((

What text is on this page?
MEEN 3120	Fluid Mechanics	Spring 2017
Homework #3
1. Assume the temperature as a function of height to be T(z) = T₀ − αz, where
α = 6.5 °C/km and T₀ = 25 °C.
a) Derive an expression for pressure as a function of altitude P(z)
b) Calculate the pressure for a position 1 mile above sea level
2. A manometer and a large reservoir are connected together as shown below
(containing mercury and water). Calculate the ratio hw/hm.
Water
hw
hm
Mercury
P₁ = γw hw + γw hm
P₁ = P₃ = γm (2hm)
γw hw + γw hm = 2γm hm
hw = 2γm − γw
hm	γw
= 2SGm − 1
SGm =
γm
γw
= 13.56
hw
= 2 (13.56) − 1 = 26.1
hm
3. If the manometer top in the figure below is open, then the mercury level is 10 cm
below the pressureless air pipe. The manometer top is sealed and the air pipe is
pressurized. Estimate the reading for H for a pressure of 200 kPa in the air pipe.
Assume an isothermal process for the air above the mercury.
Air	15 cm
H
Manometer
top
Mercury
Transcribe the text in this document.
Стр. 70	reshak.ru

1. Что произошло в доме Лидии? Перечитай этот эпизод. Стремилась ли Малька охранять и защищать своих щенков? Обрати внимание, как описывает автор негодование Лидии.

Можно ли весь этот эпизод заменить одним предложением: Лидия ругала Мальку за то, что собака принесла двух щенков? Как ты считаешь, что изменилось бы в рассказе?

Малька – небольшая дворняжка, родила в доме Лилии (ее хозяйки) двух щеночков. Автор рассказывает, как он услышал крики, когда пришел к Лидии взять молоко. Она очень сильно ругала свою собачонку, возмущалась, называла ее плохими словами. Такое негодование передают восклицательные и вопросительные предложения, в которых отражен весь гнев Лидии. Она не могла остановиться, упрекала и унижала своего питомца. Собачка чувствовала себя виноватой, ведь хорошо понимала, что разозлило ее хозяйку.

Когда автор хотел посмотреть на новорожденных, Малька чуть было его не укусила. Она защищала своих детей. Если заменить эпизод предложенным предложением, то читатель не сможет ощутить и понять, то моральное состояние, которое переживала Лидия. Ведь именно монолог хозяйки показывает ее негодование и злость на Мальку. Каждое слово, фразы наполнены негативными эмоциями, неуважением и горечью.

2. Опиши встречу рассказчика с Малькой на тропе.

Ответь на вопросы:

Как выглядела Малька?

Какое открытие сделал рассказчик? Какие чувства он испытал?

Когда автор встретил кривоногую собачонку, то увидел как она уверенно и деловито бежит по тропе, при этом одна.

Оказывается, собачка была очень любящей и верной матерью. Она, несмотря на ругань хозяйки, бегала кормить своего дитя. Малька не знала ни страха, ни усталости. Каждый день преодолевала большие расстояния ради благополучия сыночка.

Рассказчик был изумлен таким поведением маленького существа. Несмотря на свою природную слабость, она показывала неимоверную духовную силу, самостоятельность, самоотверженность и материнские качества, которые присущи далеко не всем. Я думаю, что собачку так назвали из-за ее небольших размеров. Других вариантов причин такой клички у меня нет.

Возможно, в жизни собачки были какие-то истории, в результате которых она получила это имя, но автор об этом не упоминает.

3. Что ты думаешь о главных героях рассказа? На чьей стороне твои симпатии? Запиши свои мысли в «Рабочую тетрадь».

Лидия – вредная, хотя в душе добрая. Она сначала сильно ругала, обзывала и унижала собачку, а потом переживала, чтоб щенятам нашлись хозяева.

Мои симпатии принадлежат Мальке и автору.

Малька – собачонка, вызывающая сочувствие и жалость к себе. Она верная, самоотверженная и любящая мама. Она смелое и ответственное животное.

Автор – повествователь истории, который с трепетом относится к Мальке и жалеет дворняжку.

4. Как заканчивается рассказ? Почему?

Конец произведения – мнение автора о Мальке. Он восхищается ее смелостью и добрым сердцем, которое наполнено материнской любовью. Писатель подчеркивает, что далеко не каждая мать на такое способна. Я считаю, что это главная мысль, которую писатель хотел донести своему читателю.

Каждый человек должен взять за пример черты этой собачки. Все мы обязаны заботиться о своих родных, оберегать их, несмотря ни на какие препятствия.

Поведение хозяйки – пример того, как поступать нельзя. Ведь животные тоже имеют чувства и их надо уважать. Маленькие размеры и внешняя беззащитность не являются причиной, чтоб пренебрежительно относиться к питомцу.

))

### TASK
Copy all of the data exactly.

### ANSWER TO THIS PROBLEM
What text is on this page?
MEEN 3120	Fluid Mechanics	Spring 2017
Homework #3
1. Assume the temperature as a function of height to be T(z) = T₀ − αz, where
α = 6.5 °C/km and T₀ = 25 °C.
a) Derive an expression for pressure as a function of altitude P(z)
b) Calculate the pressure for a position 1 mile above sea level
2. A manometer and a large reservoir are connected together as shown below
(containing mercury and water). Calculate the ratio hw/hm.
Water
hw
hm
Mercury
P₁ = γw hw + γw hm
P₁ = P₃ = γm (2hm)
γw hw + γw hm = 2γm hm
hw = 2γm − γw
hm	γw
= 2SGm − 1
SGm =
γm
γw
= 13.56
hw
= 2 (13.56) − 1 = 26.1
hm
3. If the manometer top in the figure below is open, then the mercury level is 10 cm
below the pressureless air pipe. The manometer top is sealed and the air pipe is
pressurized. Estimate the reading for H for a pressure of 200 kPa in the air pipe.
Assume an isothermal process for the air above the mercury.
Air	15 cm
H
Manometer
top
Mercury
Transcribe the text in this document.
Стр. 70	reshak.ru

1. Что произошло в доме Лидии? Перечитай этот эпизод. Стремилась ли Малька охранять и защищать своих щенков? Обрати внимание, как описывает автор негодование Лидии.

Можно ли весь этот эпизод заменить одним предложением: Лидия ругала Мальку за то, что собака принесла двух щенков? Как ты считаешь, что изменилось бы в рассказе?

Малька – небольшая дворняжка, родила в доме Лилии (ее хозяйки) двух щеночков. Автор рассказывает, как он услышал крики, когда пришел к Лидии взять молоко. Она очень сильно ругала свою собачонку, возмущалась, называла ее плохими словами. Такое негодование передают восклицательные и вопросительные предложения, в которых отражен весь гнев Лидии. Она не могла остановиться, упрекала и унижала своего питомца. Собачка чувствовала себя виноватой, ведь хорошо понимала, что разозлило ее хозяйку.

Когда автор хотел посмотреть на новорожденных, Малька чуть было его не укусила. Она защищала своих детей. Если заменить эпизод предложенным предложением, то читатель не сможет ощутить и понять, то моральное состояние, которое переживала Лидия. Ведь именно монолог хозяйки показывает ее негодование и злость на Мальку. Каждое слово, фразы наполнены негативными эмоциями, неуважением и горечью.

2. Опиши встречу рассказчика с Малькой на тропе.

Ответь на вопросы:

Как выглядела Малька?

Какое открытие сделал рассказчик? Какие чувства он испытал?

Когда автор встретил кривоногую собачонку, то увидел как она уверенно и деловито бежит по тропе, при этом одна.

Оказывается, собачка была очень любящей и верной матерью. Она, несмотря на ругань хозяйки, бегала кормить своего дитя. Малька не знала ни страха, ни усталости. Каждый день преодолевала большие расстояния ради благополучия сыночка.

Рассказчик был изумлен таким поведением маленького существа. Несмотря на свою природную слабость, она показывала неимоверную духовную силу, самостоятельность, самоотверженность и материнские качества, которые присущи далеко не всем. Я думаю, что собачку так назвали из-за ее небольших размеров. Других вариантов причин такой клички у меня нет.

Возможно, в жизни собачки были какие-то истории, в результате которых она получила это имя, но автор об этом не упоминает.

3. Что ты думаешь о главных героях рассказа? На чьей стороне твои симпатии? Запиши свои мысли в «Рабочую тетрадь».

Лидия – вредная, хотя в душе добрая. Она сначала сильно ругала, обзывала и унижала собачку, а потом переживала, чтоб щенятам нашлись хозяева.

Мои симпатии принадлежат Мальке и автору.

Малька – собачонка, вызывающая сочувствие и жалость к себе. Она верная, самоотверженная и любящая мама. Она смелое и ответственное животное.

Автор – повествователь истории, который с трепетом относится к Мальке и жалеет дворняжку.

4. Как заканчивается рассказ? Почему?

Конец произведения – мнение автора о Мальке. Он восхищается ее смелостью и добрым сердцем, которое наполнено материнской любовью. Писатель подчеркивает, что далеко не каждая мать на такое способна. Я считаю, что это главная мысль, которую писатель хотел донести своему читателю.

Каждый человек должен взять за пример черты этой собачки. Все мы обязаны заботиться о своих родных, оберегать их, несмотря ни на какие препятствия.

Поведение хозяйки – пример того, как поступать нельзя. Ведь животные тоже имеют чувства и их надо уважать. Маленькие размеры и внешняя беззащитность не являются причиной, чтоб пренебрежительно относиться к питомцу.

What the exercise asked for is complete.